GIVEN INSTRUCTION – Going through the material below, please gather all lines with the word "dropdown" in them.
☆ ☆ ☆ ☆
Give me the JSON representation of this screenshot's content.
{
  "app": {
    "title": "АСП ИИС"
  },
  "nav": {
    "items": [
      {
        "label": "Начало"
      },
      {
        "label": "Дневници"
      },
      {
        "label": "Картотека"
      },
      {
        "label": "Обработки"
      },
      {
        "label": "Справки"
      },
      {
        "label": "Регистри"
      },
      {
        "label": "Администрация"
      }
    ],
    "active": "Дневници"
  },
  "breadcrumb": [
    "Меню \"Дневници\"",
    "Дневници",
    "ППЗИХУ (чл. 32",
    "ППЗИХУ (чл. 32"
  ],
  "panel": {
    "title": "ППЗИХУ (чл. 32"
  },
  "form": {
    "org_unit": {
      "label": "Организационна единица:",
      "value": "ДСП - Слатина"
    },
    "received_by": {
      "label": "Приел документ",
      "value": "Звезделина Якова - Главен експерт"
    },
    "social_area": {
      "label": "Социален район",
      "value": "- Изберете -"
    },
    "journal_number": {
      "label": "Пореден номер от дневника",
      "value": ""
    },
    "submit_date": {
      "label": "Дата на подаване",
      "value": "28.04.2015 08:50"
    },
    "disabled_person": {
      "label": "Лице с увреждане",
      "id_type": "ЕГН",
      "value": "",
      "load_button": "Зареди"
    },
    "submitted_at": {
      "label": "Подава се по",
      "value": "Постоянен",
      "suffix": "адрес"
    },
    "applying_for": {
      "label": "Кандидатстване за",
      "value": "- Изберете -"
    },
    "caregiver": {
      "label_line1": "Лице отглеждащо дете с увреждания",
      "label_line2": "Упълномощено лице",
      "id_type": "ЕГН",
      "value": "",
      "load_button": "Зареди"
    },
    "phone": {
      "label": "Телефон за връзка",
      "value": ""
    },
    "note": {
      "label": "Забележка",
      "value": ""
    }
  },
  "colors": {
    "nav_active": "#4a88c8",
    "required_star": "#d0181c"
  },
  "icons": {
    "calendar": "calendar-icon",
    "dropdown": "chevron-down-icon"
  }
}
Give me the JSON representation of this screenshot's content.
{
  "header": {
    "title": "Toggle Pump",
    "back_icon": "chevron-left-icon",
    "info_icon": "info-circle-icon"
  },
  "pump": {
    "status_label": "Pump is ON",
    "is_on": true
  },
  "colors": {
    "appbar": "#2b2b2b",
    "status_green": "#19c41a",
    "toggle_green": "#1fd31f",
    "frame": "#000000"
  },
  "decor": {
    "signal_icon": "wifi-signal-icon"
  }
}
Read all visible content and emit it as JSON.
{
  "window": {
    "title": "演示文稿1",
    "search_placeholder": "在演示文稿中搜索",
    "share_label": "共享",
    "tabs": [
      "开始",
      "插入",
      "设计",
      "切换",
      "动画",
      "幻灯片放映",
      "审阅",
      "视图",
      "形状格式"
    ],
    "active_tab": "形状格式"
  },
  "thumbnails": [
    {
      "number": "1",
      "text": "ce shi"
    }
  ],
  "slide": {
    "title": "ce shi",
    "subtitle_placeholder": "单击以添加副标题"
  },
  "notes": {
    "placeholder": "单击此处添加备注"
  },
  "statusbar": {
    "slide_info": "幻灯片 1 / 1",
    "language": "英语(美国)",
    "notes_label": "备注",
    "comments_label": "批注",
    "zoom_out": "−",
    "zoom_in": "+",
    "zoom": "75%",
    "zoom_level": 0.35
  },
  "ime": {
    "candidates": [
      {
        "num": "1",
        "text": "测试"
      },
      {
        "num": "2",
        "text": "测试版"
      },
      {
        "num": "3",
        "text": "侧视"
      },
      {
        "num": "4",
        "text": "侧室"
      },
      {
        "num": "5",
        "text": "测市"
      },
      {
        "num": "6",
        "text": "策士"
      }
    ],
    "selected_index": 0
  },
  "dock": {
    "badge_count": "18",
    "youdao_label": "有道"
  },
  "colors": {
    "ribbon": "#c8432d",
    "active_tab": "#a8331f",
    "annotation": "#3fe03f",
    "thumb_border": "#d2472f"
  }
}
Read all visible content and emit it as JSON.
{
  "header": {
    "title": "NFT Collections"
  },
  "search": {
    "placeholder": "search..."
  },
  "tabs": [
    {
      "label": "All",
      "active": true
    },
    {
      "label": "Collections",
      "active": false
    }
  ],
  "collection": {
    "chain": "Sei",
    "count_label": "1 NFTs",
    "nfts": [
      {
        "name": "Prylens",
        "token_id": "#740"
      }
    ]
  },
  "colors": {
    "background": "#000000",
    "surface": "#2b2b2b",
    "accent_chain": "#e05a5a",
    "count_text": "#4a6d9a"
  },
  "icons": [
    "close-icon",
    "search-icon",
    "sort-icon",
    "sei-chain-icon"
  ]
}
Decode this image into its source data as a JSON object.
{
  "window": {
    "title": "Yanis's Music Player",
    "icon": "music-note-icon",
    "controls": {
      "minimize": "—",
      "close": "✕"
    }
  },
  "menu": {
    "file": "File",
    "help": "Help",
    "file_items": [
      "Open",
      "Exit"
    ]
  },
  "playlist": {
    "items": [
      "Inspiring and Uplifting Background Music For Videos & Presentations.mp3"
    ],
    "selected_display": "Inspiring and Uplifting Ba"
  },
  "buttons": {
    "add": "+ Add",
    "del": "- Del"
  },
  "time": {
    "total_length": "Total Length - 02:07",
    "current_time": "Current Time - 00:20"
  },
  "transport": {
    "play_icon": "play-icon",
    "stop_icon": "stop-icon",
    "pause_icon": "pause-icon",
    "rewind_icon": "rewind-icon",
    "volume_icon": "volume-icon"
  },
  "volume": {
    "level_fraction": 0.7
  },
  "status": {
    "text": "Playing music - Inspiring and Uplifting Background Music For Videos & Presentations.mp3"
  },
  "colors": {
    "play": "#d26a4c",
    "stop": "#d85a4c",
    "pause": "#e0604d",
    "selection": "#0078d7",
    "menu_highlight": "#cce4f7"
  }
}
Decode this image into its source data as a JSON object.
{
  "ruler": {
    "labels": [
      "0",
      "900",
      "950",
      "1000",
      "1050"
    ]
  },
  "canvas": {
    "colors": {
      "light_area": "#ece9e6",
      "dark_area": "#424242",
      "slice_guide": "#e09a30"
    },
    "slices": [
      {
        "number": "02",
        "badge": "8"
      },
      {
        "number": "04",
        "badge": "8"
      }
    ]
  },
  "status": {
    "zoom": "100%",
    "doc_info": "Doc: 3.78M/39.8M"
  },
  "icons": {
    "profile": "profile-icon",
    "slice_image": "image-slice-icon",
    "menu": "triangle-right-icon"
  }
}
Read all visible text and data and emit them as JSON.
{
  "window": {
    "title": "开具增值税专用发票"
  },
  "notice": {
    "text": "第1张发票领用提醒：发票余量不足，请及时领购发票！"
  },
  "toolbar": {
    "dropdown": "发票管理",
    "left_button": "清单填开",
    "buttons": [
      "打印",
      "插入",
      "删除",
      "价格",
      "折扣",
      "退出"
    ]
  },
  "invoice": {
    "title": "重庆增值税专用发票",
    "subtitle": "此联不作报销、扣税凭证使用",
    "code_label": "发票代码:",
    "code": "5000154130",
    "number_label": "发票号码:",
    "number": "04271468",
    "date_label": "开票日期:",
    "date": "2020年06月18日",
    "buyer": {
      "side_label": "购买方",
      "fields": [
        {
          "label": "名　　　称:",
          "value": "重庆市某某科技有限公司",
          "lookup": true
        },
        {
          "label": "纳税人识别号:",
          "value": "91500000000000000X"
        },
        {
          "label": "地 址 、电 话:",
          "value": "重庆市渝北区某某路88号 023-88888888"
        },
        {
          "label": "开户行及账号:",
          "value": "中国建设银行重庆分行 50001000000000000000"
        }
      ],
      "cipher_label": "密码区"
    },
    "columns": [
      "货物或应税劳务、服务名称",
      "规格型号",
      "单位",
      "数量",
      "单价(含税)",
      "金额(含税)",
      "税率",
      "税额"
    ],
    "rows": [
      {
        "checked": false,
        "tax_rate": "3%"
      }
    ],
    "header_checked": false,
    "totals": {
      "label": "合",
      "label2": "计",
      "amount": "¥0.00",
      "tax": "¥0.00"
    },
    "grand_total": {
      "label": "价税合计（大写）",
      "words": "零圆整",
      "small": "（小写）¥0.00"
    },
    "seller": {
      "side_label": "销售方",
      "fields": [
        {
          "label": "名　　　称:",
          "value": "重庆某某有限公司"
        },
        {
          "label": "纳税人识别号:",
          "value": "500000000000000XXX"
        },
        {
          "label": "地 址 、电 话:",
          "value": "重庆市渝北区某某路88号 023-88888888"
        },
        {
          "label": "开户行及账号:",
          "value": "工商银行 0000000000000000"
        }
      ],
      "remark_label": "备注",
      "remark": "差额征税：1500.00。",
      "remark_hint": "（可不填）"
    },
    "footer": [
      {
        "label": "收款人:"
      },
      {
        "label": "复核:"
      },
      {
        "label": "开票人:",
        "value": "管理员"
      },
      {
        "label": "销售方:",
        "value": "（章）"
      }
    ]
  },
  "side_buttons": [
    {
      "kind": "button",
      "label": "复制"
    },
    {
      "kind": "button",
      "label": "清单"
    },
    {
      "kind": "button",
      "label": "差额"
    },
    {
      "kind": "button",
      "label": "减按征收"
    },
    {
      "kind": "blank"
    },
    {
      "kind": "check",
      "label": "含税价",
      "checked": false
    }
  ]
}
☆ ☆ ☆ ☆
WORKED SOLUTION –
    "dropdown": "chevron-down-icon"
    "dropdown": "发票管理",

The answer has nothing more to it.